[PROBLEM]:
Identify every line in the records below that contains the word "Needle", and copy each of those lines.

## START DATA ENTRIES

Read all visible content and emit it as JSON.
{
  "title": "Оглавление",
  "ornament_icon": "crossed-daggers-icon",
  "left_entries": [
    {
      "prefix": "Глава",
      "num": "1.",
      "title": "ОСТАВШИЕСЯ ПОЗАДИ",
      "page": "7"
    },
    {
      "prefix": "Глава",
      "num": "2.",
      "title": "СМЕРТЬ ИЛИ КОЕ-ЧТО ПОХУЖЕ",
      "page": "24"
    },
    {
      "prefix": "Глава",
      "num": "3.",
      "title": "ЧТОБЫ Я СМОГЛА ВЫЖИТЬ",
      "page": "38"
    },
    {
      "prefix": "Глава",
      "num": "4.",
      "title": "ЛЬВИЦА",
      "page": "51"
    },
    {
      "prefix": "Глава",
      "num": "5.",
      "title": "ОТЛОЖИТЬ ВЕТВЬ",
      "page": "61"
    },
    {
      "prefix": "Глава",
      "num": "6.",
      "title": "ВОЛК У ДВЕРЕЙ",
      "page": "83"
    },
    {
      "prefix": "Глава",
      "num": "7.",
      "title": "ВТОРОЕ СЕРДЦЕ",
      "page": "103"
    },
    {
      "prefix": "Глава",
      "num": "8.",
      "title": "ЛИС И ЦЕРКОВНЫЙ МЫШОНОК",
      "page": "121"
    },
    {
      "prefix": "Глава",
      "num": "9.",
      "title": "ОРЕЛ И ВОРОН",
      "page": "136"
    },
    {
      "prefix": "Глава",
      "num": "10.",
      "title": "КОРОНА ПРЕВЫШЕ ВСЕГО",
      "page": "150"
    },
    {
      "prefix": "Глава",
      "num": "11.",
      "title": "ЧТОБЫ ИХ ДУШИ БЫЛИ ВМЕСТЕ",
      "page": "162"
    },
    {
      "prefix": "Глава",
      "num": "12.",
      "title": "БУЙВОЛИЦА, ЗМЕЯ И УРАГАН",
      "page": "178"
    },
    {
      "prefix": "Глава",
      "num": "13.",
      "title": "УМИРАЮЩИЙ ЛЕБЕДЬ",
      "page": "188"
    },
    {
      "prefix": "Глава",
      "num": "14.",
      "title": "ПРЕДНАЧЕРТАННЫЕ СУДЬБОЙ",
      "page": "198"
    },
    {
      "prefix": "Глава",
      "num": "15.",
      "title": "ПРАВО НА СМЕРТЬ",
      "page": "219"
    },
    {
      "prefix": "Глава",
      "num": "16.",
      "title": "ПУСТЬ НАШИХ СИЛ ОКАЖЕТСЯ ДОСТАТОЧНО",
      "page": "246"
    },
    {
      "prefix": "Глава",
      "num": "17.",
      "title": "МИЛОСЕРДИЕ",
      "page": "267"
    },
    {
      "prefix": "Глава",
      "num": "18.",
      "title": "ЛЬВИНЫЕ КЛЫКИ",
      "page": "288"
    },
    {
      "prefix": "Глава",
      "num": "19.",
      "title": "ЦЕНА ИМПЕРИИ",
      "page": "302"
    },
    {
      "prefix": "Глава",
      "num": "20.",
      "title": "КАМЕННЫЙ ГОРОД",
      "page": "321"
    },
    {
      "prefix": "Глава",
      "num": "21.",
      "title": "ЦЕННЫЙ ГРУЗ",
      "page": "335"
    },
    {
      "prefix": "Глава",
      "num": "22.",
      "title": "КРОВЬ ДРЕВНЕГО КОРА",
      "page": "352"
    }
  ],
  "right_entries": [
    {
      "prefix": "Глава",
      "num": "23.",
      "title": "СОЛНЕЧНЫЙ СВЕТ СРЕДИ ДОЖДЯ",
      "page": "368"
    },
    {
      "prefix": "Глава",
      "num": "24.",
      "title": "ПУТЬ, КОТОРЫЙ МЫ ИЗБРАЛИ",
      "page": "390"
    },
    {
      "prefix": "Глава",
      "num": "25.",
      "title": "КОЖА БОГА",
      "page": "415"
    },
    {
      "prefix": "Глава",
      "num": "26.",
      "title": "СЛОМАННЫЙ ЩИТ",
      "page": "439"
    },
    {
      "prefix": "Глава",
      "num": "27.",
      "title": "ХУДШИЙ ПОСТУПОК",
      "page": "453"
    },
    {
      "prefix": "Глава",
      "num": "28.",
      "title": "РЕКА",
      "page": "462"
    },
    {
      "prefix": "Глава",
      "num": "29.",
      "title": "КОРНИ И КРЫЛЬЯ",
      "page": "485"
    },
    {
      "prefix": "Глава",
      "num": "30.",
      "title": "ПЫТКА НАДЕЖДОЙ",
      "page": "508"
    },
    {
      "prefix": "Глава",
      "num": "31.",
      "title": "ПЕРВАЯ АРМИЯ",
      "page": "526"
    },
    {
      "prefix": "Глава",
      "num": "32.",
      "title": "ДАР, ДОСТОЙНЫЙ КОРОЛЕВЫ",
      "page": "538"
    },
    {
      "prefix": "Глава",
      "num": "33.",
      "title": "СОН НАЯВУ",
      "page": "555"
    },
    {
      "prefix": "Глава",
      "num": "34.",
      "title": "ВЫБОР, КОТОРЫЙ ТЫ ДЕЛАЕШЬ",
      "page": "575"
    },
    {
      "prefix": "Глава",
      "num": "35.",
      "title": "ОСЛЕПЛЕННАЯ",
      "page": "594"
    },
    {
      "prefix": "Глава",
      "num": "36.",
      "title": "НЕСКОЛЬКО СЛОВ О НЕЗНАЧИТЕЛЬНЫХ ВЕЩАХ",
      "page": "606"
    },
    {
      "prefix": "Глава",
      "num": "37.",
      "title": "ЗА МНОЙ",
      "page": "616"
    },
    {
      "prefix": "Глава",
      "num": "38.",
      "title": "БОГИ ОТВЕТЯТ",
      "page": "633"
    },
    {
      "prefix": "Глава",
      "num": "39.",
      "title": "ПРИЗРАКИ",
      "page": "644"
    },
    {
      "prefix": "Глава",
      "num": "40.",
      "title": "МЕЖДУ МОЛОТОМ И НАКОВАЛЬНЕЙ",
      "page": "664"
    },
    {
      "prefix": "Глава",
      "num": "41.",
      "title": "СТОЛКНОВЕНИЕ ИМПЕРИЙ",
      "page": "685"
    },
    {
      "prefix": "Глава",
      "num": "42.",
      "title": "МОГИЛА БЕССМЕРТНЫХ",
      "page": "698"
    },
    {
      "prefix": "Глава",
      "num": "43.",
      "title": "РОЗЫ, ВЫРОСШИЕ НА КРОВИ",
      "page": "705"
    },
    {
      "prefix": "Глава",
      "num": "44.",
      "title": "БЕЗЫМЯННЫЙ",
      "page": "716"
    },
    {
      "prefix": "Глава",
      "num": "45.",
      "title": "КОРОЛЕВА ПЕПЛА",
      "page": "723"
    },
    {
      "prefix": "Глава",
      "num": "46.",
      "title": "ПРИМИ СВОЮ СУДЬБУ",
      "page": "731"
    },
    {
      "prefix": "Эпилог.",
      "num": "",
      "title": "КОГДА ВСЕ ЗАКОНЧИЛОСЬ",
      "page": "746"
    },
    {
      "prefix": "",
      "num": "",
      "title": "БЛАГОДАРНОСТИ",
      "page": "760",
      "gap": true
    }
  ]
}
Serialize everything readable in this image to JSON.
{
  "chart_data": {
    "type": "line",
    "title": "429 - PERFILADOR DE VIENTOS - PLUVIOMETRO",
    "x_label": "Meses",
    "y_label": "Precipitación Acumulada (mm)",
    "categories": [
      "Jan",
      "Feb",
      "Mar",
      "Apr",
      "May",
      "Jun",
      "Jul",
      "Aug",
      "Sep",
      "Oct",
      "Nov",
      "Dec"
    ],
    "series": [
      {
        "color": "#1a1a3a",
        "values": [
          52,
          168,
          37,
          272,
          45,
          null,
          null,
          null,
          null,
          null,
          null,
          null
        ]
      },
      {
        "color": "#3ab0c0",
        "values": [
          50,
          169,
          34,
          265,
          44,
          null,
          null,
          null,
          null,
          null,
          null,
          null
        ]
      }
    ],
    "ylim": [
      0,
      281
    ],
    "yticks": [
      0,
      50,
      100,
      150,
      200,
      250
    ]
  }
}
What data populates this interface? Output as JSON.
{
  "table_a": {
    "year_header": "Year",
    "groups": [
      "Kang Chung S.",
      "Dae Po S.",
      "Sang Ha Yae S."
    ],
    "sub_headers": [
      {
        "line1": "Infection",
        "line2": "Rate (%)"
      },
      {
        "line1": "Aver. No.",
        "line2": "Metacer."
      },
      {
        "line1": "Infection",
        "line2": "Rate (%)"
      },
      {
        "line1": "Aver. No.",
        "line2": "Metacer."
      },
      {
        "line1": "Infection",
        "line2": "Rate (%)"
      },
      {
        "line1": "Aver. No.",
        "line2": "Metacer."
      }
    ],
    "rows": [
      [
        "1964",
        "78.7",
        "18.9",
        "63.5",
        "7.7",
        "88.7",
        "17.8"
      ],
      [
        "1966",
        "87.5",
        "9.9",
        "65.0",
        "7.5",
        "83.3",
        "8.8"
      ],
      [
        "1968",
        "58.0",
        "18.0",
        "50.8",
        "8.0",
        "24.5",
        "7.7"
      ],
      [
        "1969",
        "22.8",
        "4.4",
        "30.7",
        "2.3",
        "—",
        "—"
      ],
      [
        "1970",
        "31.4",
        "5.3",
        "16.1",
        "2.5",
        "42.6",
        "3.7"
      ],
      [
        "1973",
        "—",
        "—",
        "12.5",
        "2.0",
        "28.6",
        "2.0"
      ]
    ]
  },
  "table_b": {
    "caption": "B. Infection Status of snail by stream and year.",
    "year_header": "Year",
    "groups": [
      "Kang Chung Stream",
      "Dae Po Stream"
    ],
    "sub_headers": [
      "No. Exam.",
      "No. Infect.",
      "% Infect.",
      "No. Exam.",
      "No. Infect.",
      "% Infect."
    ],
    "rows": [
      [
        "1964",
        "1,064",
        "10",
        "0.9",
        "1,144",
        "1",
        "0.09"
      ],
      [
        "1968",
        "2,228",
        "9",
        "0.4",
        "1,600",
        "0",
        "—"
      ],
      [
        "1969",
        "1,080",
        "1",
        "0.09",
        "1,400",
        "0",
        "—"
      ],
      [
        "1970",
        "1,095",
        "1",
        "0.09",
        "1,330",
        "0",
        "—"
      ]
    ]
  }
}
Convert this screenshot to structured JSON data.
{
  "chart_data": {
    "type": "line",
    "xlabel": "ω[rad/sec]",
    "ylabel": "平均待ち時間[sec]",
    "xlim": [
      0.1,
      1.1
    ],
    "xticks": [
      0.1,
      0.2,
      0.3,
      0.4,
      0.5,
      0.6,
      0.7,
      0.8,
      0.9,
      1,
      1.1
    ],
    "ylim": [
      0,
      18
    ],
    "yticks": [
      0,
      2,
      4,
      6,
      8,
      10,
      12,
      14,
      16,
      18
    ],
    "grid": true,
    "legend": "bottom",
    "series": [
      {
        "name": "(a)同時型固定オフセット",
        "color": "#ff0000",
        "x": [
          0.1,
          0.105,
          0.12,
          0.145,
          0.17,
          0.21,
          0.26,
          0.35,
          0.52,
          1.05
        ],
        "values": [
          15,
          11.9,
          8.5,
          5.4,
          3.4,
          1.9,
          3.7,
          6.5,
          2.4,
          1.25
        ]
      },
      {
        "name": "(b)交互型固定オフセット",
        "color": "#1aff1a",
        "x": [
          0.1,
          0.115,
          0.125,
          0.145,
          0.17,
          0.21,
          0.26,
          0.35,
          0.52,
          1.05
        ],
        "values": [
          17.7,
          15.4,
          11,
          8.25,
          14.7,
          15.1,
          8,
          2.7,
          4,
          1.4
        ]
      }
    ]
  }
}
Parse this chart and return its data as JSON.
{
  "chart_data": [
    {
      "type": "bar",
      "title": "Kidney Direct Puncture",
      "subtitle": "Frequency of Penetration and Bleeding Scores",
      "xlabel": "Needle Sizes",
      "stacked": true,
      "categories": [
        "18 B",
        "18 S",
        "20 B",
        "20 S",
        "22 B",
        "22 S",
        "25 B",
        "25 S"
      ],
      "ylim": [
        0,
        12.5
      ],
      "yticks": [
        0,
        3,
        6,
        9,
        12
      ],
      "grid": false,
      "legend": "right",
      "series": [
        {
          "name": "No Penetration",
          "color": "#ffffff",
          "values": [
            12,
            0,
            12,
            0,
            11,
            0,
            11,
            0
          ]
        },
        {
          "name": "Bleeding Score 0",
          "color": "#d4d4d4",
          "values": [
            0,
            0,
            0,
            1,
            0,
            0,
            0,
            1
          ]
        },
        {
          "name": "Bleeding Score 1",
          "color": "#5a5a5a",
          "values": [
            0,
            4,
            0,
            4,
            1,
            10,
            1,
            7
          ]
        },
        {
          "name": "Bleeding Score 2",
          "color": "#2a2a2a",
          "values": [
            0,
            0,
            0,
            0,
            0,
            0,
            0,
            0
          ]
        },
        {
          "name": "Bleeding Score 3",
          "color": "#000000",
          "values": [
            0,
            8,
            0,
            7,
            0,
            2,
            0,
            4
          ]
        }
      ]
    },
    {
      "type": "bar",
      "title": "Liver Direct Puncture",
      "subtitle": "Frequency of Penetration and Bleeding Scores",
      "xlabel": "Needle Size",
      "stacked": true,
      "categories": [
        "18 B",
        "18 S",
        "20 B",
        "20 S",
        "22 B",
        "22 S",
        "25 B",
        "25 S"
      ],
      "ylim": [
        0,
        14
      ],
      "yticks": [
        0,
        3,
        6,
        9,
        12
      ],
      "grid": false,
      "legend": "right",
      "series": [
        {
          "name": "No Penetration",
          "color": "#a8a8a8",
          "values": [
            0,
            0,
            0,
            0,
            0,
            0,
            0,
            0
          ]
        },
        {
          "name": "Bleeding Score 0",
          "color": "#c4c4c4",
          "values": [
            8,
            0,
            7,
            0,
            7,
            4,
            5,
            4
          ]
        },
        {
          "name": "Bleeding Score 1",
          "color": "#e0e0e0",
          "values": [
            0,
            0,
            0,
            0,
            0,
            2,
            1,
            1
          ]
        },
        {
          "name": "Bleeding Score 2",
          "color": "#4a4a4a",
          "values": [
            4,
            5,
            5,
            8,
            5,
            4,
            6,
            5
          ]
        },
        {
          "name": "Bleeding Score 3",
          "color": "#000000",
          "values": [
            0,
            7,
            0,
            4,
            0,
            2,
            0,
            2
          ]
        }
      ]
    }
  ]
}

## END DATA ENTRIES

[THE OUTPUT]:
      "xlabel": "Needle Sizes",
      "xlabel": "Needle Size",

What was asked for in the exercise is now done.